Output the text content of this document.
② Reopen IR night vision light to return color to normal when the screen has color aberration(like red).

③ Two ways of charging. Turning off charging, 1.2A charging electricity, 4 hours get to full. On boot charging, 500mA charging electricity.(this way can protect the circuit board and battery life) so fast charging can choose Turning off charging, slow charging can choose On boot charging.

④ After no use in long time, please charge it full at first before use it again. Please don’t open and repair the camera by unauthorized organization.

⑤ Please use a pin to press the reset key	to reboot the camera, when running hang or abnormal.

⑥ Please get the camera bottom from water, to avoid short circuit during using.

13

Exercise »
Extract the complete listing above, reproducing each line exactly.

Expected output »
Output the text content of this document.
② Reopen IR night vision light to return color to normal when the screen has color aberration(like red).

③ Two ways of charging. Turning off charging, 1.2A charging electricity, 4 hours get to full. On boot charging, 500mA charging electricity.(this way can protect the circuit board and battery life) so fast charging can choose Turning off charging, slow charging can choose On boot charging.

④ After no use in long time, please charge it full at first before use it again. Please don’t open and repair the camera by unauthorized organization.

⑤ Please use a pin to press the reset key	to reboot the camera, when running hang or abnormal.

⑥ Please get the camera bottom from water, to avoid short circuit during using.

13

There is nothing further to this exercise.